## [The exercise]
Find each line with "规范性附录" and copy it.

## [Task input]
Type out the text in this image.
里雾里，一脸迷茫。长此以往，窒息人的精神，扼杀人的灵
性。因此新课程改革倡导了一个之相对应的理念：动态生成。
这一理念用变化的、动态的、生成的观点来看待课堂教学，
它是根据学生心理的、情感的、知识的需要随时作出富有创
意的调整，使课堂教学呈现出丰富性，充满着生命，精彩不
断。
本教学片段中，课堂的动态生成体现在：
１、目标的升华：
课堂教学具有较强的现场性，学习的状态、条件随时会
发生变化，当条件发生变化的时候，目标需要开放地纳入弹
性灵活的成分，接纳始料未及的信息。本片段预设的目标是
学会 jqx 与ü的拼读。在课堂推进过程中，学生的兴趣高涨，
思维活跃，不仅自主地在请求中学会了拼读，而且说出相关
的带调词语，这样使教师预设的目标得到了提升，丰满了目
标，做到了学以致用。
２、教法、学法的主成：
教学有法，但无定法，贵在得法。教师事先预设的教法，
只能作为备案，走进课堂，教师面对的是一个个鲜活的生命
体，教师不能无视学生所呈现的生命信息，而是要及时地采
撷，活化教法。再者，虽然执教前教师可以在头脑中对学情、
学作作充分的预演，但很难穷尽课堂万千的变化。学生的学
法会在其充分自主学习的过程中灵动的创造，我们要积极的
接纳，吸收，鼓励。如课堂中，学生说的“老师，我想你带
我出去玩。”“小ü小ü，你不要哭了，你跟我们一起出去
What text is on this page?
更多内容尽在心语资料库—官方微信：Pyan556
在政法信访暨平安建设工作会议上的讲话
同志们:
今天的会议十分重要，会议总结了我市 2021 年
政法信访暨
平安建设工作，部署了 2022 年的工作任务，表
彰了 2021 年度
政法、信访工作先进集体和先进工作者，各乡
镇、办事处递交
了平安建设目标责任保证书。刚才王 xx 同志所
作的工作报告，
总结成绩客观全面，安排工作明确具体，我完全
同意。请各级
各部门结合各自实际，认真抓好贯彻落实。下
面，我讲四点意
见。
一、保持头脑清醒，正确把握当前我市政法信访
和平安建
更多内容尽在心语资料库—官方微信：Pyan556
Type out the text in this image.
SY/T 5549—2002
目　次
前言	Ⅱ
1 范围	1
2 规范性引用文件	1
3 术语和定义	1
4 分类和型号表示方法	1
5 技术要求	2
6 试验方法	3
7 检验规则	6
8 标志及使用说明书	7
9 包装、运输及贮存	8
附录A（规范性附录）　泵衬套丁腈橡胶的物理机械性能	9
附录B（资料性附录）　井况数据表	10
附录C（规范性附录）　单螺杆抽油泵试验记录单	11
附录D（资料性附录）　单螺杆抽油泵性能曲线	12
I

## [Output for this exercise]
附录A（规范性附录）　泵衬套丁腈橡胶的物理机械性能	9
附录C（规范性附录）　单螺杆抽油泵试验记录单	11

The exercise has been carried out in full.